Problem to work on: Tally how many lines of these entries hold the string "this". Return the number alone.

Excerpted data:
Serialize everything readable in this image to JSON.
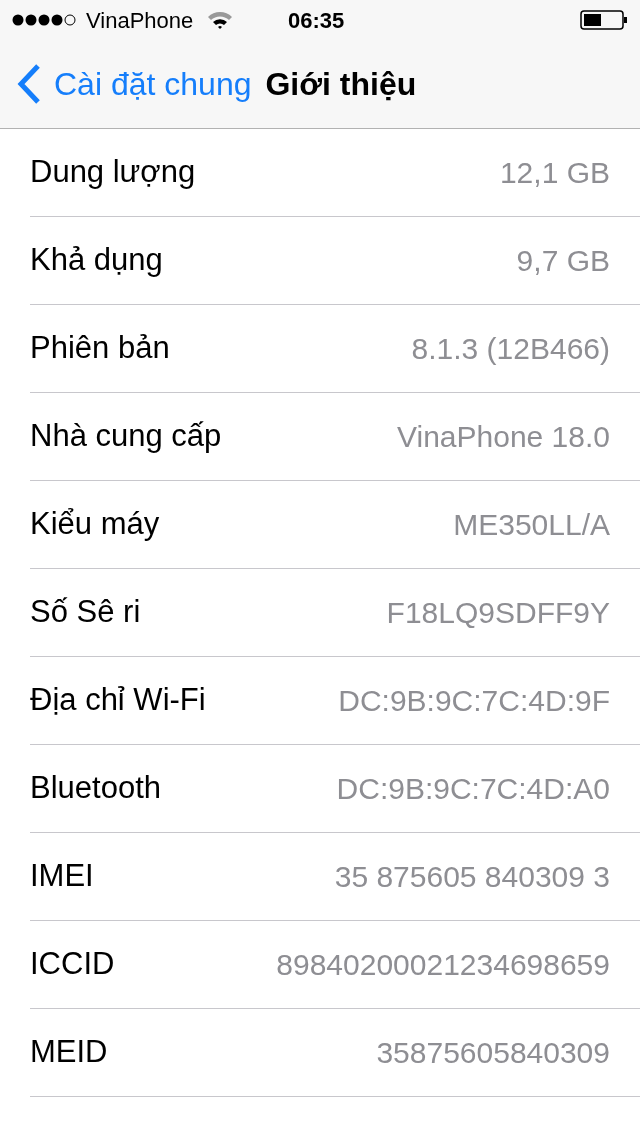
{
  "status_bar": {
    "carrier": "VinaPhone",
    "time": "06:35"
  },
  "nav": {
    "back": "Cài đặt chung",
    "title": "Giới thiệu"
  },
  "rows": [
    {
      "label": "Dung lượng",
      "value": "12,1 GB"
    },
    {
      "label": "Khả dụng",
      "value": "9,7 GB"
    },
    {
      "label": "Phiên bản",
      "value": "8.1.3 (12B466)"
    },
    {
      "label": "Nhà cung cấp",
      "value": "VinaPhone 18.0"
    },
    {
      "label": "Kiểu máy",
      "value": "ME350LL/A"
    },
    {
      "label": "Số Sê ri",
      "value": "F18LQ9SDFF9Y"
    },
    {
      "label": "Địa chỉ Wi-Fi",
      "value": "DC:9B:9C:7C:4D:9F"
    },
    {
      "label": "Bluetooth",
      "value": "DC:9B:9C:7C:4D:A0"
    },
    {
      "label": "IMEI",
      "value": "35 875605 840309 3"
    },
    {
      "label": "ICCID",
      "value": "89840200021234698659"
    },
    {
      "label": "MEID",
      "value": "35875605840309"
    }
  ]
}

---

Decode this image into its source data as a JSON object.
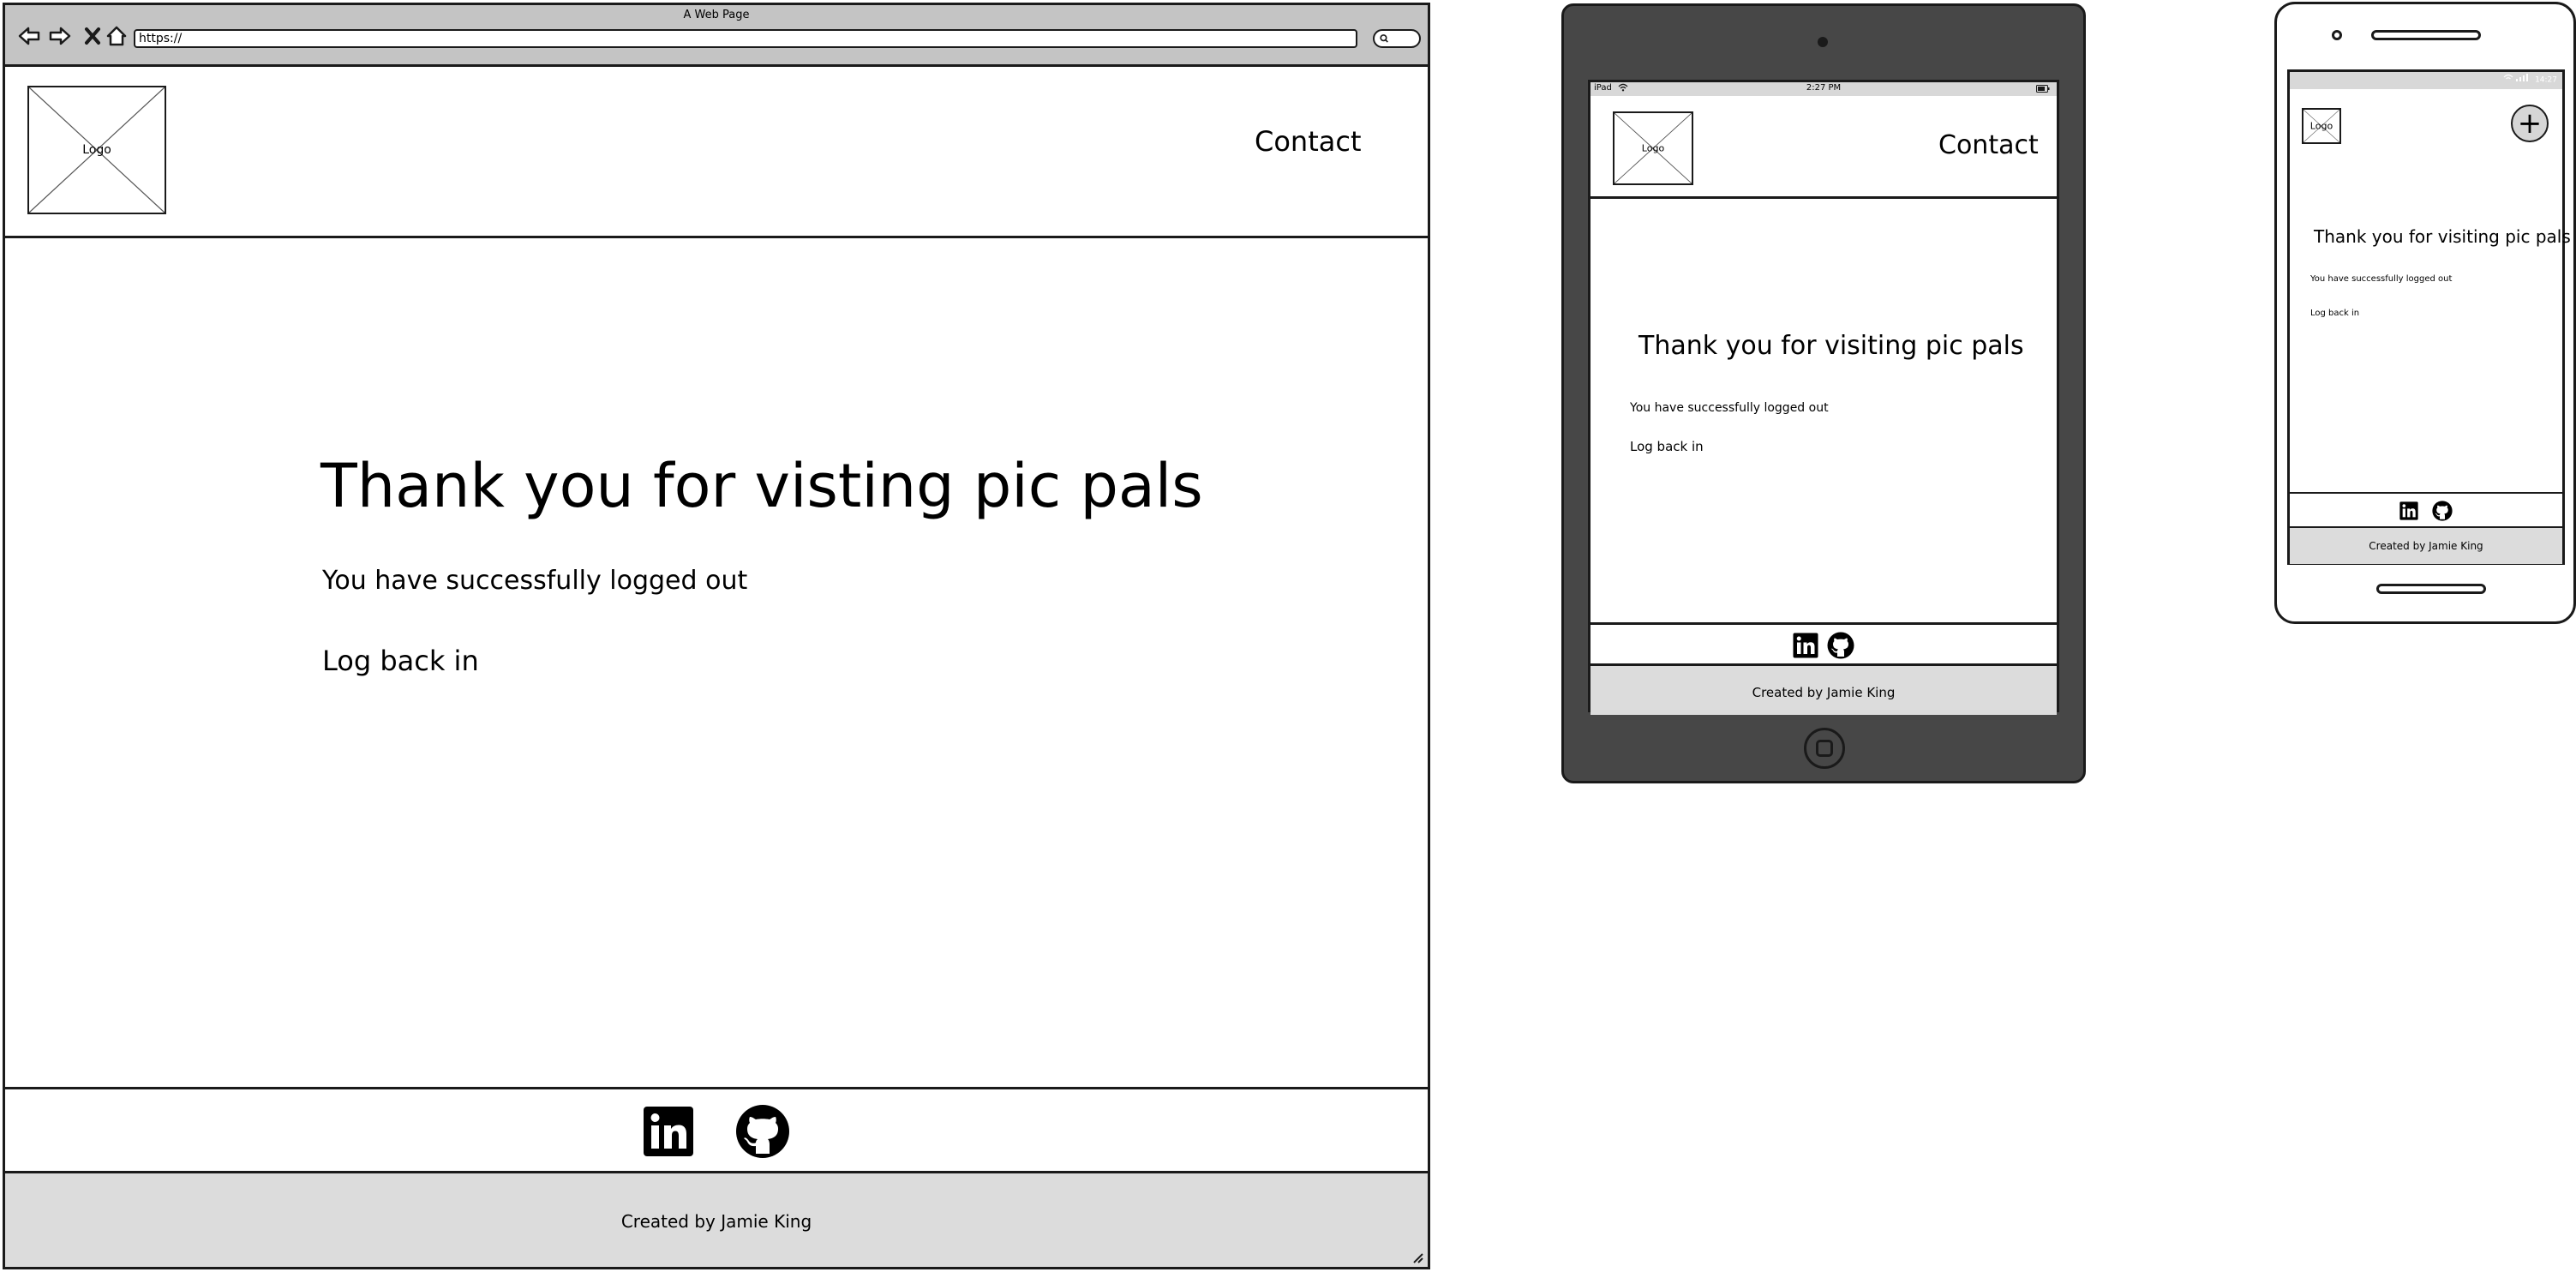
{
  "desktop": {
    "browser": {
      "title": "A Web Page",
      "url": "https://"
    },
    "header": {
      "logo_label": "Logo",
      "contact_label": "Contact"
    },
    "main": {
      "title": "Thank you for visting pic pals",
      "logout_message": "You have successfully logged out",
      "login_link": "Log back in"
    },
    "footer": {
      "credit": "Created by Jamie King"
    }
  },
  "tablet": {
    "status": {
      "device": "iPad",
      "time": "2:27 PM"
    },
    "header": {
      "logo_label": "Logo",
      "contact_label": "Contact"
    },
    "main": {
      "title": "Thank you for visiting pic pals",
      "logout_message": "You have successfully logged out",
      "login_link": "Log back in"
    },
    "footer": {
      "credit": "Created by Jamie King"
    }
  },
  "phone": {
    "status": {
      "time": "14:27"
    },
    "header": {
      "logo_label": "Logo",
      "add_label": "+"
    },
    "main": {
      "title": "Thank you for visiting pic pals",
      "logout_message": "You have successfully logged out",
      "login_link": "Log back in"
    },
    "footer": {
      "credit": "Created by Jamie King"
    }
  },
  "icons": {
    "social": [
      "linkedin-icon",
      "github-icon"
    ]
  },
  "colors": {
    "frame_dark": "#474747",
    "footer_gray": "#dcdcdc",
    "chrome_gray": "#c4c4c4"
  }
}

Correct response: 2